GIVEN ENTRIES:
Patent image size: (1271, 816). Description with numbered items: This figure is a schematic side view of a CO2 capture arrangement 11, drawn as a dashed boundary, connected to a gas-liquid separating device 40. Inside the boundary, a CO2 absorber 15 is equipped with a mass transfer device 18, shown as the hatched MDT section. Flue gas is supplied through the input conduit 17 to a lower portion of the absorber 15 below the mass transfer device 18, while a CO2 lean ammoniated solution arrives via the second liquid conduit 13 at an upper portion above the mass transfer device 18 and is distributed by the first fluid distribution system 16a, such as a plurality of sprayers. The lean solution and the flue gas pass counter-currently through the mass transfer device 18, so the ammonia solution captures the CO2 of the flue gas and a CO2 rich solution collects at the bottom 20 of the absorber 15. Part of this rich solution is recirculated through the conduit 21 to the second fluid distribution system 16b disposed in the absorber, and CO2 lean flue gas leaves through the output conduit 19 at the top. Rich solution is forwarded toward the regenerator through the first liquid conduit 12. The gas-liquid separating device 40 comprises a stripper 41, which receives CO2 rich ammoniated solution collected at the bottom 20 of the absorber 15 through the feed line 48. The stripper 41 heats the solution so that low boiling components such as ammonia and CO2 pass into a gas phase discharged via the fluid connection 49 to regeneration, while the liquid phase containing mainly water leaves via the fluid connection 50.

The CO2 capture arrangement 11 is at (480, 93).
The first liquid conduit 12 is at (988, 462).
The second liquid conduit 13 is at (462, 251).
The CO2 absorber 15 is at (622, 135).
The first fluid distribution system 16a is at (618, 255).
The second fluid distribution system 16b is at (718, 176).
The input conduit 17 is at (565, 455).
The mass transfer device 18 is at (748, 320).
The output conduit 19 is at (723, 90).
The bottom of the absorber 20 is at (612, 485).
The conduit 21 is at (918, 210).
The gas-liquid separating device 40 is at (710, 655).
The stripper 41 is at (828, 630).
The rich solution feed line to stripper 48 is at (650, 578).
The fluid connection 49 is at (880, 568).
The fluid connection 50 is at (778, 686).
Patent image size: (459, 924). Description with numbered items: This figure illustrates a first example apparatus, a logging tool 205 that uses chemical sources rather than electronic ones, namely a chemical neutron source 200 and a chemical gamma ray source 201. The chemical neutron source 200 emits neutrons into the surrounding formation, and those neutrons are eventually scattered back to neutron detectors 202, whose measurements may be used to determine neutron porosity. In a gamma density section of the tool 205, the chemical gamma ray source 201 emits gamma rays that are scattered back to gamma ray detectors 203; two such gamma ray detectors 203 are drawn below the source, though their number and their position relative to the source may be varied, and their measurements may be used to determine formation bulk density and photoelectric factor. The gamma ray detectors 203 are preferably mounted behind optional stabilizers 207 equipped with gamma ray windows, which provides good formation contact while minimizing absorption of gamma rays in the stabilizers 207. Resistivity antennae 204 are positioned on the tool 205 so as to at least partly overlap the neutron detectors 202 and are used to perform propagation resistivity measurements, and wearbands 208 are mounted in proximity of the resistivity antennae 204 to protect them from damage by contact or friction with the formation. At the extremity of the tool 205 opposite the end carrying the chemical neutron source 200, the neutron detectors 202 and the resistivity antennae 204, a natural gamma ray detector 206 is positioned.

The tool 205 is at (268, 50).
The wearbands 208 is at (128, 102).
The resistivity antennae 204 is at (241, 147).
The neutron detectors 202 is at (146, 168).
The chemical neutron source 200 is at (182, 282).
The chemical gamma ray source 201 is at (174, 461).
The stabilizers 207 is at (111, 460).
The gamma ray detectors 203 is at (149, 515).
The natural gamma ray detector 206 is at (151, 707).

INSTRUCTIONS FOR THE TASK: Reproduce the entries from the start through the line containing "The CO2 capture", switching "dashed boundary" to "dotted boundary" and keeping everything else the same.

COMPLETED EXERCISE:
Patent image size: (1271, 816). Description with numbered items: This figure is a schematic side view of a CO2 capture arrangement 11, drawn as a dotted boundary, connected to a gas-liquid separating device 40. Inside the boundary, a CO2 absorber 15 is equipped with a mass transfer device 18, shown as the hatched MDT section. Flue gas is supplied through the input conduit 17 to a lower portion of the absorber 15 below the mass transfer device 18, while a CO2 lean ammoniated solution arrives via the second liquid conduit 13 at an upper portion above the mass transfer device 18 and is distributed by the first fluid distribution system 16a, such as a plurality of sprayers. The lean solution and the flue gas pass counter-currently through the mass transfer device 18, so the ammonia solution captures the CO2 of the flue gas and a CO2 rich solution collects at the bottom 20 of the absorber 15. Part of this rich solution is recirculated through the conduit 21 to the second fluid distribution system 16b disposed in the absorber, and CO2 lean flue gas leaves through the output conduit 19 at the top. Rich solution is forwarded toward the regenerator through the first liquid conduit 12. The gas-liquid separating device 40 comprises a stripper 41, which receives CO2 rich ammoniated solution collected at the bottom 20 of the absorber 15 through the feed line 48. The stripper 41 heats the solution so that low boiling components such as ammonia and CO2 pass into a gas phase discharged via the fluid connection 49 to regeneration, while the liquid phase containing mainly water leaves via the fluid connection 50.

The CO2 capture arrangement 11 is at (480, 93).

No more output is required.